** start Supplied material **
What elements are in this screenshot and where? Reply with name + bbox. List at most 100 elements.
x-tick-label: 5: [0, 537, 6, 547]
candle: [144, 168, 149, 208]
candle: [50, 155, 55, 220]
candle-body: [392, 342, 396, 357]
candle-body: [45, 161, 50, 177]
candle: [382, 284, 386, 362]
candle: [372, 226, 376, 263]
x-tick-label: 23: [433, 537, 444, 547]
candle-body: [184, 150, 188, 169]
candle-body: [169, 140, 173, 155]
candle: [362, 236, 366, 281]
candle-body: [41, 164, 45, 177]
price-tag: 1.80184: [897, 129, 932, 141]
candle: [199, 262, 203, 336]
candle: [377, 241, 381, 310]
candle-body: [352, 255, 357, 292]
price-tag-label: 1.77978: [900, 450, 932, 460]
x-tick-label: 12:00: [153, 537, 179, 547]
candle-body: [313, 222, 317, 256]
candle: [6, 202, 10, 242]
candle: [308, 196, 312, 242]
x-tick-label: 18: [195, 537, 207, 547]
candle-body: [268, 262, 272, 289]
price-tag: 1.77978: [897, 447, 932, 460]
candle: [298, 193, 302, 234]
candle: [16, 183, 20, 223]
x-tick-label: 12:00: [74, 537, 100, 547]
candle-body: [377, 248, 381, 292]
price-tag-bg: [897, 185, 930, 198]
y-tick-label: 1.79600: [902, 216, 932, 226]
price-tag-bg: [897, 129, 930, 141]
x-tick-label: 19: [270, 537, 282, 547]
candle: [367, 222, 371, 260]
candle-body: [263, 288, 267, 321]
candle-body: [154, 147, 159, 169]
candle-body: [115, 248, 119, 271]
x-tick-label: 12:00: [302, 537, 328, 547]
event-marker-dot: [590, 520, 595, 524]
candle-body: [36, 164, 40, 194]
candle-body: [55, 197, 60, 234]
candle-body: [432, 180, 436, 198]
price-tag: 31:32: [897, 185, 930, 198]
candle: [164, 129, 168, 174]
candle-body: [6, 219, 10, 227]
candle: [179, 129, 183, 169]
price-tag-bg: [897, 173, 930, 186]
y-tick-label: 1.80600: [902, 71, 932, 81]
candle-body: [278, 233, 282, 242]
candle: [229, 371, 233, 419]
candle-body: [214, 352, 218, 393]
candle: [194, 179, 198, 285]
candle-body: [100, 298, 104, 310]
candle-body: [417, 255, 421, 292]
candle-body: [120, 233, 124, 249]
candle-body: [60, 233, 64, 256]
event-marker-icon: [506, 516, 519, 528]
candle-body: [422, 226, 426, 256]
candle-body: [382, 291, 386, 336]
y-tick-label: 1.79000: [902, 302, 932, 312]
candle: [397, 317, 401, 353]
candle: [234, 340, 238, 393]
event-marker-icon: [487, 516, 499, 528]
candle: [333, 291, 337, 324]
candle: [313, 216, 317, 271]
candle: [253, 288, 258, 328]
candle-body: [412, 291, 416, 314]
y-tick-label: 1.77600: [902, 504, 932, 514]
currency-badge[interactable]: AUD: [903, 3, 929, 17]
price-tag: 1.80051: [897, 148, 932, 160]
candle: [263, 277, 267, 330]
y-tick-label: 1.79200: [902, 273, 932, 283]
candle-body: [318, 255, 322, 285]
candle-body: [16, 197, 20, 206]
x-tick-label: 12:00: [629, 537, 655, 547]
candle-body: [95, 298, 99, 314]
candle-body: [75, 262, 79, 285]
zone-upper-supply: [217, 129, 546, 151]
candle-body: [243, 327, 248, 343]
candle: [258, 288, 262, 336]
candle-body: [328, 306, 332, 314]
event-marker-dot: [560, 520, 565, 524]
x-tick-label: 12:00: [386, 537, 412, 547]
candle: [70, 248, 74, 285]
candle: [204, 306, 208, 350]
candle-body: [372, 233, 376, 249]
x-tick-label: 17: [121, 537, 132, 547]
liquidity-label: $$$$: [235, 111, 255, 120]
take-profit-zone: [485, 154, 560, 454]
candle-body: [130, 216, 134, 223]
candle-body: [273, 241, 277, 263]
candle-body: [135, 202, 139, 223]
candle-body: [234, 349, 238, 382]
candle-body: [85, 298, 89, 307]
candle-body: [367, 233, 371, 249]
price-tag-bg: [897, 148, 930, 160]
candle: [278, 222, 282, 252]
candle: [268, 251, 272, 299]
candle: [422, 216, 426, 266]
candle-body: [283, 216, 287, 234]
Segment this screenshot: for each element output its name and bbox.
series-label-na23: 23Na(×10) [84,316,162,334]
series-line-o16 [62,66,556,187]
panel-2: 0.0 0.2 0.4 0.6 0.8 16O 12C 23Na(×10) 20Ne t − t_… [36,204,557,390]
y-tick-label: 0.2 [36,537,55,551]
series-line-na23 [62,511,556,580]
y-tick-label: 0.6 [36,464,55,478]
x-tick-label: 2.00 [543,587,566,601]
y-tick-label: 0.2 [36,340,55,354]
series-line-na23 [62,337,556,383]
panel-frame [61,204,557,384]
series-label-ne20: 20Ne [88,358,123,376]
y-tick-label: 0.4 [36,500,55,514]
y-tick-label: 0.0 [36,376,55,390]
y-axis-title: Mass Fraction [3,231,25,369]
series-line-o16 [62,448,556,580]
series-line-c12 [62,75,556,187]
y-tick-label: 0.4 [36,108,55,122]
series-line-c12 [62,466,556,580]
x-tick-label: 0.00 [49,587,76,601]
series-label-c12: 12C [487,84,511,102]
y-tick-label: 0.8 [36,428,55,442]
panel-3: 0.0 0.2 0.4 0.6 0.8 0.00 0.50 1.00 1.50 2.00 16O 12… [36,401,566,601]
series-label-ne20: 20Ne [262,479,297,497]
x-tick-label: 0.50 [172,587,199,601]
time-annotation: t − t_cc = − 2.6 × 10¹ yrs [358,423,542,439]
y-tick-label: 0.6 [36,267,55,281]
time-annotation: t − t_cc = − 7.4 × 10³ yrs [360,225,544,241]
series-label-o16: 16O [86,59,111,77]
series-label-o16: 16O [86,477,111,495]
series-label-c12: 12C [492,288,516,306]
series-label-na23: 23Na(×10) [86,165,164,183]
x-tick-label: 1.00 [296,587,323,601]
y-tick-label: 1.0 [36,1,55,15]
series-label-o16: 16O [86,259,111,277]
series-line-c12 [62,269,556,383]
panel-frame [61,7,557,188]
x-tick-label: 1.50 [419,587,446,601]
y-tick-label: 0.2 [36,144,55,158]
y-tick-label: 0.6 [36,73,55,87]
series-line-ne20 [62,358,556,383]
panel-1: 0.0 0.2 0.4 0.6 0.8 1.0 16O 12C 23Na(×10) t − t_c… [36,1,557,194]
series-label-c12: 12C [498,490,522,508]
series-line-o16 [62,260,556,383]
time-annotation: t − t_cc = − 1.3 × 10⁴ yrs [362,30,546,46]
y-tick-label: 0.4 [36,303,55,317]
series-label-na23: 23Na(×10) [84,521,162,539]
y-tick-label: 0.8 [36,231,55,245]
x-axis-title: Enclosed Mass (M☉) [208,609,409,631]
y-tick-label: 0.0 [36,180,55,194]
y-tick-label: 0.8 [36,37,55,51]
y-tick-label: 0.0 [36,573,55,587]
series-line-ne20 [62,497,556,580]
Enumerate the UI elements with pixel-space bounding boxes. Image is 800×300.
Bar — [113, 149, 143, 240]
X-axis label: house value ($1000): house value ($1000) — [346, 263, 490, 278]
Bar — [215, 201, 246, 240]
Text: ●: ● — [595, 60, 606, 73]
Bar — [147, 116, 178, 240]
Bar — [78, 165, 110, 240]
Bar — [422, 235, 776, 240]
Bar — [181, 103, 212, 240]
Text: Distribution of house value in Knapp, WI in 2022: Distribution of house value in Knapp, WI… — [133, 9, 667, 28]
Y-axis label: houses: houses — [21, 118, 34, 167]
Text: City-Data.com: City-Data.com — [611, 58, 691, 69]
** end Supplied material **
**Given problem:** Retype the entries exactly, starting with the very first line and stopping after the line that contains "candle-body: [184, 150, 188, 169]".

**Final result:**
What elements are in this screenshot and where? Reply with name + bbox. List at most 100 elements.
x-tick-label: 5: [0, 537, 6, 547]
candle: [144, 168, 149, 208]
candle: [50, 155, 55, 220]
candle-body: [392, 342, 396, 357]
candle-body: [45, 161, 50, 177]
candle: [382, 284, 386, 362]
candle: [372, 226, 376, 263]
x-tick-label: 23: [433, 537, 444, 547]
candle-body: [184, 150, 188, 169]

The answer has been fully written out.